Data records:
## begin
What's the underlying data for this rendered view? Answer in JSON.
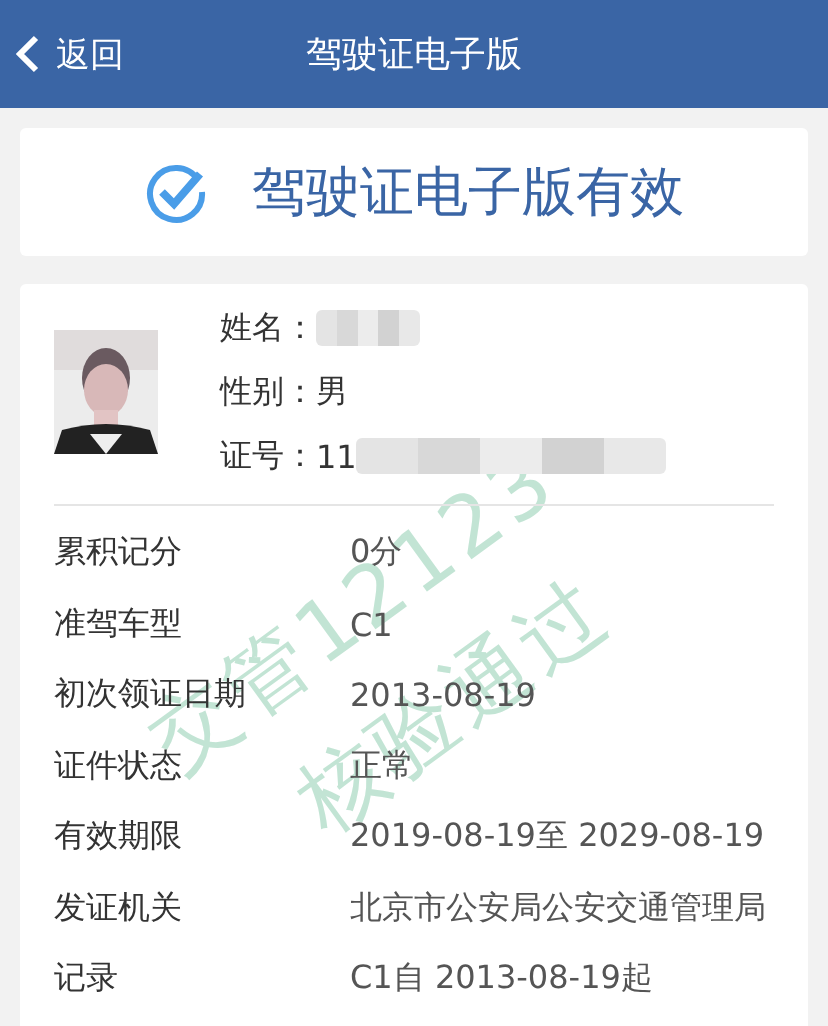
{
  "header": {
    "back": "返回",
    "title": "驾驶证电子版"
  },
  "status": {
    "valid": true,
    "text": "驾驶证电子版有效"
  },
  "holder": {
    "fields": [
      {
        "label": "姓名：",
        "redacted": true
      },
      {
        "label": "性别：",
        "value": "男",
        "redacted": false
      },
      {
        "label": "证号：",
        "value": "11",
        "redacted": true
      }
    ]
  },
  "details": [
    {
      "label": "累积记分",
      "value": "0分"
    },
    {
      "label": "准驾车型",
      "value": "C1"
    },
    {
      "label": "初次领证日期",
      "value": "2013-08-19"
    },
    {
      "label": "证件状态",
      "value": "正常"
    },
    {
      "label": "有效期限",
      "value": "2019-08-19至 2029-08-19"
    },
    {
      "label": "发证机关",
      "value": "北京市公安局公安交通管理局"
    },
    {
      "label": "记录",
      "value": "C1自 2013-08-19起"
    }
  ],
  "watermark": {
    "lines": [
      "交管12123",
      "核验通过"
    ]
  }
}
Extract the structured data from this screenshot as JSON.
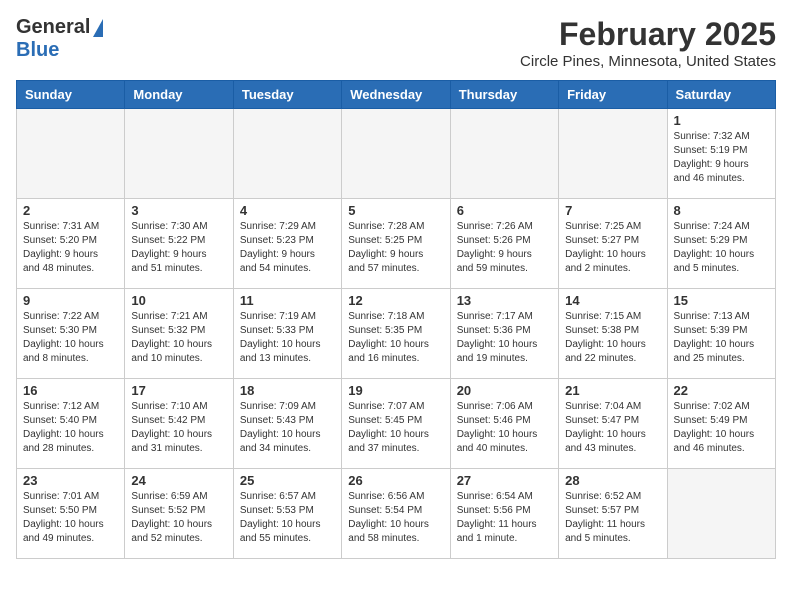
{
  "app": {
    "logo_general": "General",
    "logo_blue": "Blue",
    "title": "February 2025",
    "subtitle": "Circle Pines, Minnesota, United States"
  },
  "calendar": {
    "headers": [
      "Sunday",
      "Monday",
      "Tuesday",
      "Wednesday",
      "Thursday",
      "Friday",
      "Saturday"
    ],
    "weeks": [
      [
        {
          "day": "",
          "info": "",
          "empty": true
        },
        {
          "day": "",
          "info": "",
          "empty": true
        },
        {
          "day": "",
          "info": "",
          "empty": true
        },
        {
          "day": "",
          "info": "",
          "empty": true
        },
        {
          "day": "",
          "info": "",
          "empty": true
        },
        {
          "day": "",
          "info": "",
          "empty": true
        },
        {
          "day": "1",
          "info": "Sunrise: 7:32 AM\nSunset: 5:19 PM\nDaylight: 9 hours\nand 46 minutes."
        }
      ],
      [
        {
          "day": "2",
          "info": "Sunrise: 7:31 AM\nSunset: 5:20 PM\nDaylight: 9 hours\nand 48 minutes."
        },
        {
          "day": "3",
          "info": "Sunrise: 7:30 AM\nSunset: 5:22 PM\nDaylight: 9 hours\nand 51 minutes."
        },
        {
          "day": "4",
          "info": "Sunrise: 7:29 AM\nSunset: 5:23 PM\nDaylight: 9 hours\nand 54 minutes."
        },
        {
          "day": "5",
          "info": "Sunrise: 7:28 AM\nSunset: 5:25 PM\nDaylight: 9 hours\nand 57 minutes."
        },
        {
          "day": "6",
          "info": "Sunrise: 7:26 AM\nSunset: 5:26 PM\nDaylight: 9 hours\nand 59 minutes."
        },
        {
          "day": "7",
          "info": "Sunrise: 7:25 AM\nSunset: 5:27 PM\nDaylight: 10 hours\nand 2 minutes."
        },
        {
          "day": "8",
          "info": "Sunrise: 7:24 AM\nSunset: 5:29 PM\nDaylight: 10 hours\nand 5 minutes."
        }
      ],
      [
        {
          "day": "9",
          "info": "Sunrise: 7:22 AM\nSunset: 5:30 PM\nDaylight: 10 hours\nand 8 minutes."
        },
        {
          "day": "10",
          "info": "Sunrise: 7:21 AM\nSunset: 5:32 PM\nDaylight: 10 hours\nand 10 minutes."
        },
        {
          "day": "11",
          "info": "Sunrise: 7:19 AM\nSunset: 5:33 PM\nDaylight: 10 hours\nand 13 minutes."
        },
        {
          "day": "12",
          "info": "Sunrise: 7:18 AM\nSunset: 5:35 PM\nDaylight: 10 hours\nand 16 minutes."
        },
        {
          "day": "13",
          "info": "Sunrise: 7:17 AM\nSunset: 5:36 PM\nDaylight: 10 hours\nand 19 minutes."
        },
        {
          "day": "14",
          "info": "Sunrise: 7:15 AM\nSunset: 5:38 PM\nDaylight: 10 hours\nand 22 minutes."
        },
        {
          "day": "15",
          "info": "Sunrise: 7:13 AM\nSunset: 5:39 PM\nDaylight: 10 hours\nand 25 minutes."
        }
      ],
      [
        {
          "day": "16",
          "info": "Sunrise: 7:12 AM\nSunset: 5:40 PM\nDaylight: 10 hours\nand 28 minutes."
        },
        {
          "day": "17",
          "info": "Sunrise: 7:10 AM\nSunset: 5:42 PM\nDaylight: 10 hours\nand 31 minutes."
        },
        {
          "day": "18",
          "info": "Sunrise: 7:09 AM\nSunset: 5:43 PM\nDaylight: 10 hours\nand 34 minutes."
        },
        {
          "day": "19",
          "info": "Sunrise: 7:07 AM\nSunset: 5:45 PM\nDaylight: 10 hours\nand 37 minutes."
        },
        {
          "day": "20",
          "info": "Sunrise: 7:06 AM\nSunset: 5:46 PM\nDaylight: 10 hours\nand 40 minutes."
        },
        {
          "day": "21",
          "info": "Sunrise: 7:04 AM\nSunset: 5:47 PM\nDaylight: 10 hours\nand 43 minutes."
        },
        {
          "day": "22",
          "info": "Sunrise: 7:02 AM\nSunset: 5:49 PM\nDaylight: 10 hours\nand 46 minutes."
        }
      ],
      [
        {
          "day": "23",
          "info": "Sunrise: 7:01 AM\nSunset: 5:50 PM\nDaylight: 10 hours\nand 49 minutes."
        },
        {
          "day": "24",
          "info": "Sunrise: 6:59 AM\nSunset: 5:52 PM\nDaylight: 10 hours\nand 52 minutes."
        },
        {
          "day": "25",
          "info": "Sunrise: 6:57 AM\nSunset: 5:53 PM\nDaylight: 10 hours\nand 55 minutes."
        },
        {
          "day": "26",
          "info": "Sunrise: 6:56 AM\nSunset: 5:54 PM\nDaylight: 10 hours\nand 58 minutes."
        },
        {
          "day": "27",
          "info": "Sunrise: 6:54 AM\nSunset: 5:56 PM\nDaylight: 11 hours\nand 1 minute."
        },
        {
          "day": "28",
          "info": "Sunrise: 6:52 AM\nSunset: 5:57 PM\nDaylight: 11 hours\nand 5 minutes."
        },
        {
          "day": "",
          "info": "",
          "empty": true
        }
      ]
    ]
  }
}
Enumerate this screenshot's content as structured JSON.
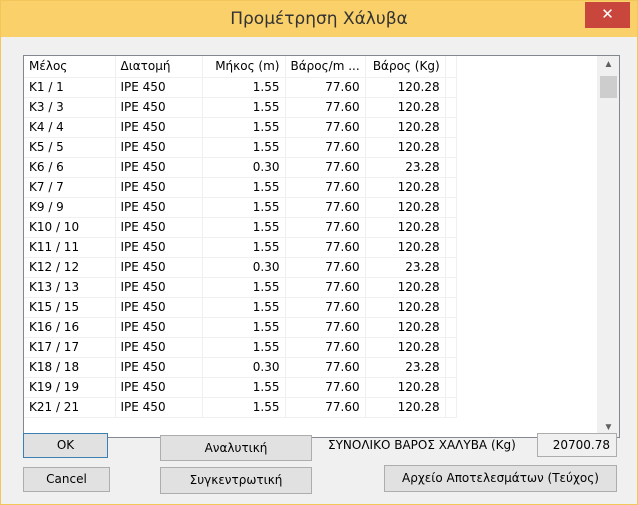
{
  "window": {
    "title": "Προμέτρηση Χάλυβα",
    "close_glyph": "✕"
  },
  "table": {
    "columns": [
      "Μέλος",
      "Διατομή",
      "Μήκος (m)",
      "Βάρος/m ...",
      "Βάρος (Kg)"
    ],
    "rows": [
      [
        "K1 / 1",
        "IPE 450",
        "1.55",
        "77.60",
        "120.28"
      ],
      [
        "K3 / 3",
        "IPE 450",
        "1.55",
        "77.60",
        "120.28"
      ],
      [
        "K4 / 4",
        "IPE 450",
        "1.55",
        "77.60",
        "120.28"
      ],
      [
        "K5 / 5",
        "IPE 450",
        "1.55",
        "77.60",
        "120.28"
      ],
      [
        "K6 / 6",
        "IPE 450",
        "0.30",
        "77.60",
        "23.28"
      ],
      [
        "K7 / 7",
        "IPE 450",
        "1.55",
        "77.60",
        "120.28"
      ],
      [
        "K9 / 9",
        "IPE 450",
        "1.55",
        "77.60",
        "120.28"
      ],
      [
        "K10 / 10",
        "IPE 450",
        "1.55",
        "77.60",
        "120.28"
      ],
      [
        "K11 / 11",
        "IPE 450",
        "1.55",
        "77.60",
        "120.28"
      ],
      [
        "K12 / 12",
        "IPE 450",
        "0.30",
        "77.60",
        "23.28"
      ],
      [
        "K13 / 13",
        "IPE 450",
        "1.55",
        "77.60",
        "120.28"
      ],
      [
        "K15 / 15",
        "IPE 450",
        "1.55",
        "77.60",
        "120.28"
      ],
      [
        "K16 / 16",
        "IPE 450",
        "1.55",
        "77.60",
        "120.28"
      ],
      [
        "K17 / 17",
        "IPE 450",
        "1.55",
        "77.60",
        "120.28"
      ],
      [
        "K18 / 18",
        "IPE 450",
        "0.30",
        "77.60",
        "23.28"
      ],
      [
        "K19 / 19",
        "IPE 450",
        "1.55",
        "77.60",
        "120.28"
      ],
      [
        "K21 / 21",
        "IPE 450",
        "1.55",
        "77.60",
        "120.28"
      ]
    ]
  },
  "scrollbar": {
    "up_glyph": "▲",
    "down_glyph": "▼"
  },
  "buttons": {
    "ok": "OK",
    "cancel": "Cancel",
    "analytic": "Αναλυτική",
    "summary": "Συγκεντρωτική",
    "results_file": "Αρχείο Αποτελεσμάτων (Τεύχος)"
  },
  "total": {
    "label": "ΣΥΝΟΛΙΚΟ ΒΑΡΟΣ ΧΑΛΥΒΑ (Kg)",
    "value": "20700.78"
  }
}
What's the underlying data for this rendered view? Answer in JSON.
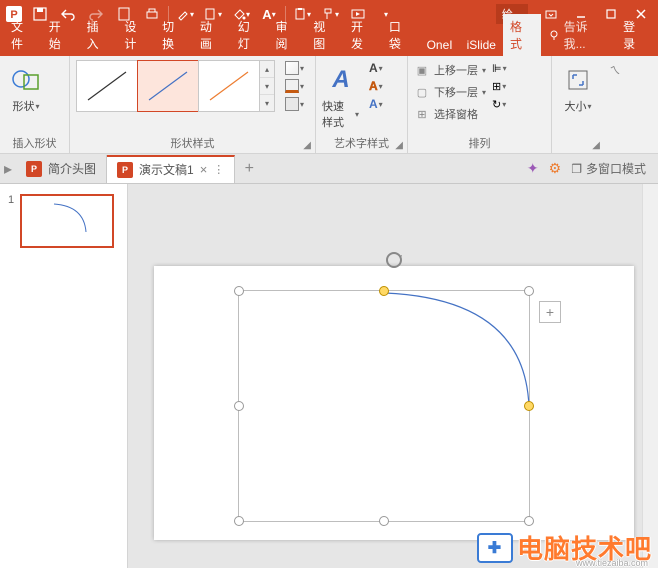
{
  "titlebar": {
    "app_initial": "P",
    "title_hint": "绘...",
    "qat": [
      "save",
      "undo",
      "redo",
      "new",
      "print",
      "eyedropper",
      "copy-format",
      "paint-bucket",
      "font-format",
      "paste",
      "format-painter",
      "launch"
    ]
  },
  "tabs": {
    "items": [
      {
        "label": "文件"
      },
      {
        "label": "开始"
      },
      {
        "label": "插入"
      },
      {
        "label": "设计"
      },
      {
        "label": "切换"
      },
      {
        "label": "动画"
      },
      {
        "label": "幻灯"
      },
      {
        "label": "审阅"
      },
      {
        "label": "视图"
      },
      {
        "label": "开发"
      },
      {
        "label": "口袋"
      },
      {
        "label": "OneI"
      },
      {
        "label": "iSlide"
      },
      {
        "label": "格式"
      }
    ],
    "active_index": 13,
    "tell_me": "告诉我...",
    "login": "登录"
  },
  "ribbon": {
    "insert_shapes": {
      "label": "插入形状",
      "btn": "形状"
    },
    "shape_styles": {
      "label": "形状样式"
    },
    "wordart_styles": {
      "label": "艺术字样式",
      "btn": "快速样式"
    },
    "arrange": {
      "label": "排列",
      "bring_forward": "上移一层",
      "send_backward": "下移一层",
      "selection_pane": "选择窗格"
    },
    "size": {
      "label": "大小"
    }
  },
  "doctabs": {
    "items": [
      {
        "label": "简介头图"
      },
      {
        "label": "演示文稿1"
      }
    ],
    "active_index": 1,
    "multi_window": "多窗口模式"
  },
  "thumbs": {
    "items": [
      {
        "num": "1"
      }
    ]
  },
  "watermark": {
    "text": "电脑技术吧",
    "sub": "www.tiezaiba.com"
  }
}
## end
■ Short exercise: From the listing above, copy out each line where the word "screenshot" appears.

■ Solution:
Extract the structured data from this screenshot as JSON.
Enumerate this screenshot's content as structured JSON.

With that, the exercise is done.